### Directions
In the records below, find each line holding the word "ewigen" and copy it.

** Opening Material to process block **

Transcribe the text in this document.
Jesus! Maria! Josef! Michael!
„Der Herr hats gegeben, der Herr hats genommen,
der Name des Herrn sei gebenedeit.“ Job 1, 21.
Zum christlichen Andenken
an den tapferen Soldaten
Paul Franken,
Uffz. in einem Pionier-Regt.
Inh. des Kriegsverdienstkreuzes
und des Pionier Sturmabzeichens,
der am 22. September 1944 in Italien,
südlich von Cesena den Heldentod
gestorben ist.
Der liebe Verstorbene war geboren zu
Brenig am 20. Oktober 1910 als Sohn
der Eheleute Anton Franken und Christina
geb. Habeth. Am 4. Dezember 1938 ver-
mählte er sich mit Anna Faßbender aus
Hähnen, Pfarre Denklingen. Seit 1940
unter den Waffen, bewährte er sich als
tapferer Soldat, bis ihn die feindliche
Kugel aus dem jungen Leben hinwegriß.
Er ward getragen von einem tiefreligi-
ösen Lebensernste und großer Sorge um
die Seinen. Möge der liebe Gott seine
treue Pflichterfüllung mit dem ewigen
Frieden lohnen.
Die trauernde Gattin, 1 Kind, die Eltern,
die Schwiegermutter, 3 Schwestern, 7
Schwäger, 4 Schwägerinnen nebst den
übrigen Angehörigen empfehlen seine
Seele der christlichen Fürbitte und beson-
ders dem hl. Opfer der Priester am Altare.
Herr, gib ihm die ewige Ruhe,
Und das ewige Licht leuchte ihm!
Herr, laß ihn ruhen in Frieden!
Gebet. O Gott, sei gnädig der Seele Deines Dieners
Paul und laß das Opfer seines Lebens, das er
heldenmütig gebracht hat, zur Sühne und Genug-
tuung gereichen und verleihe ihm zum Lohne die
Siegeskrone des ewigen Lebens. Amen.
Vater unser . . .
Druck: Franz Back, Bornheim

** Closing Material to process block **
** Opening Material to process block **

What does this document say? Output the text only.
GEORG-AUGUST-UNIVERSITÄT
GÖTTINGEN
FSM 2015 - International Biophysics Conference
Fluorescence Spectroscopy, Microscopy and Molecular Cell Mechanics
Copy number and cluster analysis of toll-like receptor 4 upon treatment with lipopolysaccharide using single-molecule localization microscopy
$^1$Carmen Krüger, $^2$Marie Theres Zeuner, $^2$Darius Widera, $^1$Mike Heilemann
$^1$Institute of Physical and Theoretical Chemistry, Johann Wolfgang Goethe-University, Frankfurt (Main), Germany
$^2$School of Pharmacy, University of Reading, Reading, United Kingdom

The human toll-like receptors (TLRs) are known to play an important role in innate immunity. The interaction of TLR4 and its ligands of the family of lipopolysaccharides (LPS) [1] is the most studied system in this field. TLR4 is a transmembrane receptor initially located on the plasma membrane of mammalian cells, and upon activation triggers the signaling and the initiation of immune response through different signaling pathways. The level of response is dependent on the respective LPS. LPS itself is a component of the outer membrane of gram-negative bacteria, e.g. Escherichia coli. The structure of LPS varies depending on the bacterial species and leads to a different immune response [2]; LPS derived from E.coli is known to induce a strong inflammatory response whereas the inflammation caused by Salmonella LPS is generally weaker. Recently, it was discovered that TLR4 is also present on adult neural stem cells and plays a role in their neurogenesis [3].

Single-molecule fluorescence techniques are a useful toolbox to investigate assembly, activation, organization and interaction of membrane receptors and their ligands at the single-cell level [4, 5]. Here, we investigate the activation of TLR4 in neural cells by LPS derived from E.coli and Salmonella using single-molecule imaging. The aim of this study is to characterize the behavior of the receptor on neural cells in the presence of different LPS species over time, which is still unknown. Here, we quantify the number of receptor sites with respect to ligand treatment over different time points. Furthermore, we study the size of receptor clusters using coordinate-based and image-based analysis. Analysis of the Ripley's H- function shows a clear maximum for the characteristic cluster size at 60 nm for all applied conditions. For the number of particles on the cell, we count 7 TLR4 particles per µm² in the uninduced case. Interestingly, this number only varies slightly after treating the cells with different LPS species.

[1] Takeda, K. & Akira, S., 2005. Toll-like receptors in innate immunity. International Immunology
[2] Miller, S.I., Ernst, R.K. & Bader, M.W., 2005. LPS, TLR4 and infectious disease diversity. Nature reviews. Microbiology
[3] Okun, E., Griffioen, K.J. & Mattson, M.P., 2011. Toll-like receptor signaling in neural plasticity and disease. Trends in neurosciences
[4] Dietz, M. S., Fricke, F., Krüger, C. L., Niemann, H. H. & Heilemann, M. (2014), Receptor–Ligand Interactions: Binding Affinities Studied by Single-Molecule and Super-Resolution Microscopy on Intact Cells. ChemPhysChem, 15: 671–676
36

** Closing Material to process block **

### Task response
treue Pflichterfüllung mit dem ewigen
Siegeskrone des ewigen Lebens. Amen.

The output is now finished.